YOUR GOAL: Each entry that follows must be output without any deviation.

INFORMATION SHOWN:
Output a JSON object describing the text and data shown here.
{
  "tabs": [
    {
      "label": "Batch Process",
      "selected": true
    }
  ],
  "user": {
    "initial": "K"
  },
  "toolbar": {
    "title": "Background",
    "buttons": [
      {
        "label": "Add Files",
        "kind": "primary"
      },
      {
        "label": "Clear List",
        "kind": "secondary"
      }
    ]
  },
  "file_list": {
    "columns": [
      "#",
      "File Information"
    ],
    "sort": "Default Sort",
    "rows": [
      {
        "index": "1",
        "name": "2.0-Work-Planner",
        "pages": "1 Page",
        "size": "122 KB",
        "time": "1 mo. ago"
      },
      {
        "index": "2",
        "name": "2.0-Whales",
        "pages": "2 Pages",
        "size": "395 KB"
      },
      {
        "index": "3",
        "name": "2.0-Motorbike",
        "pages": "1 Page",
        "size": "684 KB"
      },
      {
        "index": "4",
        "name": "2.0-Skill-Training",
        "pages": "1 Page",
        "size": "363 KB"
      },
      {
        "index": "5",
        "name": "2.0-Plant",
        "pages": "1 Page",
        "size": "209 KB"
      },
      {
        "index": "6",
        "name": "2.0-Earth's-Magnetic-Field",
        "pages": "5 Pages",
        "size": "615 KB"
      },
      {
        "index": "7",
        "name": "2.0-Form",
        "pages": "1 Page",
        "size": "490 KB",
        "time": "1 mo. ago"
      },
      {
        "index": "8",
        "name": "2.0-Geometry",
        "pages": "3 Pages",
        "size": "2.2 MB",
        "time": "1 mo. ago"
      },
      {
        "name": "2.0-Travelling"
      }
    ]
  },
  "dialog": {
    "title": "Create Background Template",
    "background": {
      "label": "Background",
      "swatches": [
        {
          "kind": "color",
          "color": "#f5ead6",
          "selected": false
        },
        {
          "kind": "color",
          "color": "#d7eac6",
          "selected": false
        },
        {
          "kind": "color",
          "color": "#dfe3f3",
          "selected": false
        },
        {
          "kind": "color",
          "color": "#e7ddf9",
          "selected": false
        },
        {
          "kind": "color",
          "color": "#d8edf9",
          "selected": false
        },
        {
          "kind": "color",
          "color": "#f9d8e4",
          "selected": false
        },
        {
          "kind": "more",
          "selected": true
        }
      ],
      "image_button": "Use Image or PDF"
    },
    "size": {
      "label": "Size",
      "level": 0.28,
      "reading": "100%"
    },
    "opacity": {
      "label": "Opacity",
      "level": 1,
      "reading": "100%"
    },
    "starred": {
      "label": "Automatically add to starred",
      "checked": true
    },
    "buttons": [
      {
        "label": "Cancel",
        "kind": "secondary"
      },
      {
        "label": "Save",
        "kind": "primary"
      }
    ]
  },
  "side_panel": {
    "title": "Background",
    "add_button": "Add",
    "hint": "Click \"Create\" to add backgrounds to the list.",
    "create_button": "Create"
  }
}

EXPECTED ANSWER:
Output a JSON object describing the text and data shown here.
{
  "tabs": [
    {
      "label": "Batch Process",
      "selected": true
    }
  ],
  "user": {
    "initial": "K"
  },
  "toolbar": {
    "title": "Background",
    "buttons": [
      {
        "label": "Add Files",
        "kind": "primary"
      },
      {
        "label": "Clear List",
        "kind": "secondary"
      }
    ]
  },
  "file_list": {
    "columns": [
      "#",
      "File Information"
    ],
    "sort": "Default Sort",
    "rows": [
      {
        "index": "1",
        "name": "2.0-Work-Planner",
        "pages": "1 Page",
        "size": "122 KB",
        "time": "1 mo. ago"
      },
      {
        "index": "2",
        "name": "2.0-Whales",
        "pages": "2 Pages",
        "size": "395 KB"
      },
      {
        "index": "3",
        "name": "2.0-Motorbike",
        "pages": "1 Page",
        "size": "684 KB"
      },
      {
        "index": "4",
        "name": "2.0-Skill-Training",
        "pages": "1 Page",
        "size": "363 KB"
      },
      {
        "index": "5",
        "name": "2.0-Plant",
        "pages": "1 Page",
        "size": "209 KB"
      },
      {
        "index": "6",
        "name": "2.0-Earth's-Magnetic-Field",
        "pages": "5 Pages",
        "size": "615 KB"
      },
      {
        "index": "7",
        "name": "2.0-Form",
        "pages": "1 Page",
        "size": "490 KB",
        "time": "1 mo. ago"
      },
      {
        "index": "8",
        "name": "2.0-Geometry",
        "pages": "3 Pages",
        "size": "2.2 MB",
        "time": "1 mo. ago"
      },
      {
        "name": "2.0-Travelling"
      }
    ]
  },
  "dialog": {
    "title": "Create Background Template",
    "background": {
      "label": "Background",
      "swatches": [
        {
          "kind": "color",
          "color": "#f5ead6",
          "selected": false
        },
        {
          "kind": "color",
          "color": "#d7eac6",
          "selected": false
        },
        {
          "kind": "color",
          "color": "#dfe3f3",
          "selected": false
        },
        {
          "kind": "color",
          "color": "#e7ddf9",
          "selected": false
        },
        {
          "kind": "color",
          "color": "#d8edf9",
          "selected": false
        },
        {
          "kind": "color",
          "color": "#f9d8e4",
          "selected": false
        },
        {
          "kind": "more",
          "selected": true
        }
      ],
      "image_button": "Use Image or PDF"
    },
    "size": {
      "label": "Size",
      "level": 0.28,
      "reading": "100%"
    },
    "opacity": {
      "label": "Opacity",
      "level": 1,
      "reading": "100%"
    },
    "starred": {
      "label": "Automatically add to starred",
      "checked": true
    },
    "buttons": [
      {
        "label": "Cancel",
        "kind": "secondary"
      },
      {
        "label": "Save",
        "kind": "primary"
      }
    ]
  },
  "side_panel": {
    "title": "Background",
    "add_button": "Add",
    "hint": "Click \"Create\" to add backgrounds to the list.",
    "create_button": "Create"
  }
}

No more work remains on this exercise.